(Your instructions):
Return all of the entries exactly as written.

(Records supplied):
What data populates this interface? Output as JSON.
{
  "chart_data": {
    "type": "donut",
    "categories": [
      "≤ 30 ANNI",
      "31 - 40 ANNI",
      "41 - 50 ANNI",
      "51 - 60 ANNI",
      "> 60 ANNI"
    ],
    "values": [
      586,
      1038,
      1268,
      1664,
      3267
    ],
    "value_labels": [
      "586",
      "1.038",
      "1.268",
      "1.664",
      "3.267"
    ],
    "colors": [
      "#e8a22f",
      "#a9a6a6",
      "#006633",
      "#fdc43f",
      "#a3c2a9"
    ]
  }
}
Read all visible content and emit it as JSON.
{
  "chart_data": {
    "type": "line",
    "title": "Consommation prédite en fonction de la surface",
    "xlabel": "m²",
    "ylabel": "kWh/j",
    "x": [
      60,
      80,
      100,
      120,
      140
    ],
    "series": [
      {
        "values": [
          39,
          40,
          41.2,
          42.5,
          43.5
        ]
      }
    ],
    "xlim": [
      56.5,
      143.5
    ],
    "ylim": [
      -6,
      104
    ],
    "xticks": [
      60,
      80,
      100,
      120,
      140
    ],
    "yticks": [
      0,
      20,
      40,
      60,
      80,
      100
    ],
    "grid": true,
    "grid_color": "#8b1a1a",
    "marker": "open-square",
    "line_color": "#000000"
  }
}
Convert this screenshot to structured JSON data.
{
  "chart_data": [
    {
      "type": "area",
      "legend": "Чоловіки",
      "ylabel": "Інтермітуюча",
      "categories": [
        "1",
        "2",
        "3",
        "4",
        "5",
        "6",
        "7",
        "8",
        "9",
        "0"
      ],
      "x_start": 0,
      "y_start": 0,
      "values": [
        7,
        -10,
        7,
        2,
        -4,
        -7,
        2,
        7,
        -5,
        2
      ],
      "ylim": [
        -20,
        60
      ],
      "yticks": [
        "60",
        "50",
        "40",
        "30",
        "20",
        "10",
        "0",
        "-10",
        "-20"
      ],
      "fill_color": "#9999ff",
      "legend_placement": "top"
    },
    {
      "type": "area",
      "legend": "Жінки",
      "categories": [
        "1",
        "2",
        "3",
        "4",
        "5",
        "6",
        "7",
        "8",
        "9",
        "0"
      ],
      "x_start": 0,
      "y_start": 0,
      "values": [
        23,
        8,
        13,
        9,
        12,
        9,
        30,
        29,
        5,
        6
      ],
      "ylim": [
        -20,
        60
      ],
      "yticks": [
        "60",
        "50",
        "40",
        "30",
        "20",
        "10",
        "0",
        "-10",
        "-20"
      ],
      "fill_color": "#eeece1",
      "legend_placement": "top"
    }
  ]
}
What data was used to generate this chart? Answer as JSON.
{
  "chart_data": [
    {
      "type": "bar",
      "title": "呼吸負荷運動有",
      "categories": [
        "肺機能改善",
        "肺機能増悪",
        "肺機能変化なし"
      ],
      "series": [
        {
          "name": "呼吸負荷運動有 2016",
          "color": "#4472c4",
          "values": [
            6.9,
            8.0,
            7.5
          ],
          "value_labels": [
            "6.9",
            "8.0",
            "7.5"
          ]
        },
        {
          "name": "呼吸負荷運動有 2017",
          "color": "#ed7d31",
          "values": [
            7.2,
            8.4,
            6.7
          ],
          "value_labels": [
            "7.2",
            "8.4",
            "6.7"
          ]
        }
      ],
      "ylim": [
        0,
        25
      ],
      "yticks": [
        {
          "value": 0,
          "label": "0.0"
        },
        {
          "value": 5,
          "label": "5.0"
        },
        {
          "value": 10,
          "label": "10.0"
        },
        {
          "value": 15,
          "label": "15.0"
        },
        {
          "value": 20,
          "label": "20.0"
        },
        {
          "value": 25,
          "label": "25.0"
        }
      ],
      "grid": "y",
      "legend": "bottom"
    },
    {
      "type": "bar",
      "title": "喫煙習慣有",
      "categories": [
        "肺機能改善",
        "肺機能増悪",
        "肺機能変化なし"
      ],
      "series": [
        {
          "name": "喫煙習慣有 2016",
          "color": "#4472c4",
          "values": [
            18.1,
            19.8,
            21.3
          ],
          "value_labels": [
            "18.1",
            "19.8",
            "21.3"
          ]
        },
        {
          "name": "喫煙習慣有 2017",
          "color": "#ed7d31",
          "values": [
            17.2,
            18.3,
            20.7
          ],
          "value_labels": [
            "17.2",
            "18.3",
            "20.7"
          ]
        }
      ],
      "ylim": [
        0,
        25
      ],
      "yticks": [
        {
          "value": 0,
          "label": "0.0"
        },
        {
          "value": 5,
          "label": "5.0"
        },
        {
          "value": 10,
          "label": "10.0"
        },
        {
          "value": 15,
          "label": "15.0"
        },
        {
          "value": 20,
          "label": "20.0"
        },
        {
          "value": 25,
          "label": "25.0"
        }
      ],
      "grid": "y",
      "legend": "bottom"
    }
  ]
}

(Answer to the task):
What data populates this interface? Output as JSON.
{
  "chart_data": {
    "type": "donut",
    "categories": [
      "≤ 30 ANNI",
      "31 - 40 ANNI",
      "41 - 50 ANNI",
      "51 - 60 ANNI",
      "> 60 ANNI"
    ],
    "values": [
      586,
      1038,
      1268,
      1664,
      3267
    ],
    "value_labels": [
      "586",
      "1.038",
      "1.268",
      "1.664",
      "3.267"
    ],
    "colors": [
      "#e8a22f",
      "#a9a6a6",
      "#006633",
      "#fdc43f",
      "#a3c2a9"
    ]
  }
}
Read all visible content and emit it as JSON.
{
  "chart_data": {
    "type": "line",
    "title": "Consommation prédite en fonction de la surface",
    "xlabel": "m²",
    "ylabel": "kWh/j",
    "x": [
      60,
      80,
      100,
      120,
      140
    ],
    "series": [
      {
        "values": [
          39,
          40,
          41.2,
          42.5,
          43.5
        ]
      }
    ],
    "xlim": [
      56.5,
      143.5
    ],
    "ylim": [
      -6,
      104
    ],
    "xticks": [
      60,
      80,
      100,
      120,
      140
    ],
    "yticks": [
      0,
      20,
      40,
      60,
      80,
      100
    ],
    "grid": true,
    "grid_color": "#8b1a1a",
    "marker": "open-square",
    "line_color": "#000000"
  }
}
Convert this screenshot to structured JSON data.
{
  "chart_data": [
    {
      "type": "area",
      "legend": "Чоловіки",
      "ylabel": "Інтермітуюча",
      "categories": [
        "1",
        "2",
        "3",
        "4",
        "5",
        "6",
        "7",
        "8",
        "9",
        "0"
      ],
      "x_start": 0,
      "y_start": 0,
      "values": [
        7,
        -10,
        7,
        2,
        -4,
        -7,
        2,
        7,
        -5,
        2
      ],
      "ylim": [
        -20,
        60
      ],
      "yticks": [
        "60",
        "50",
        "40",
        "30",
        "20",
        "10",
        "0",
        "-10",
        "-20"
      ],
      "fill_color": "#9999ff",
      "legend_placement": "top"
    },
    {
      "type": "area",
      "legend": "Жінки",
      "categories": [
        "1",
        "2",
        "3",
        "4",
        "5",
        "6",
        "7",
        "8",
        "9",
        "0"
      ],
      "x_start": 0,
      "y_start": 0,
      "values": [
        23,
        8,
        13,
        9,
        12,
        9,
        30,
        29,
        5,
        6
      ],
      "ylim": [
        -20,
        60
      ],
      "yticks": [
        "60",
        "50",
        "40",
        "30",
        "20",
        "10",
        "0",
        "-10",
        "-20"
      ],
      "fill_color": "#eeece1",
      "legend_placement": "top"
    }
  ]
}
What data was used to generate this chart? Answer as JSON.
{
  "chart_data": [
    {
      "type": "bar",
      "title": "呼吸負荷運動有",
      "categories": [
        "肺機能改善",
        "肺機能増悪",
        "肺機能変化なし"
      ],
      "series": [
        {
          "name": "呼吸負荷運動有 2016",
          "color": "#4472c4",
          "values": [
            6.9,
            8.0,
            7.5
          ],
          "value_labels": [
            "6.9",
            "8.0",
            "7.5"
          ]
        },
        {
          "name": "呼吸負荷運動有 2017",
          "color": "#ed7d31",
          "values": [
            7.2,
            8.4,
            6.7
          ],
          "value_labels": [
            "7.2",
            "8.4",
            "6.7"
          ]
        }
      ],
      "ylim": [
        0,
        25
      ],
      "yticks": [
        {
          "value": 0,
          "label": "0.0"
        },
        {
          "value": 5,
          "label": "5.0"
        },
        {
          "value": 10,
          "label": "10.0"
        },
        {
          "value": 15,
          "label": "15.0"
        },
        {
          "value": 20,
          "label": "20.0"
        },
        {
          "value": 25,
          "label": "25.0"
        }
      ],
      "grid": "y",
      "legend": "bottom"
    },
    {
      "type": "bar",
      "title": "喫煙習慣有",
      "categories": [
        "肺機能改善",
        "肺機能増悪",
        "肺機能変化なし"
      ],
      "series": [
        {
          "name": "喫煙習慣有 2016",
          "color": "#4472c4",
          "values": [
            18.1,
            19.8,
            21.3
          ],
          "value_labels": [
            "18.1",
            "19.8",
            "21.3"
          ]
        },
        {
          "name": "喫煙習慣有 2017",
          "color": "#ed7d31",
          "values": [
            17.2,
            18.3,
            20.7
          ],
          "value_labels": [
            "17.2",
            "18.3",
            "20.7"
          ]
        }
      ],
      "ylim": [
        0,
        25
      ],
      "yticks": [
        {
          "value": 0,
          "label": "0.0"
        },
        {
          "value": 5,
          "label": "5.0"
        },
        {
          "value": 10,
          "label": "10.0"
        },
        {
          "value": 15,
          "label": "15.0"
        },
        {
          "value": 20,
          "label": "20.0"
        },
        {
          "value": 25,
          "label": "25.0"
        }
      ],
      "grid": "y",
      "legend": "bottom"
    }
  ]
}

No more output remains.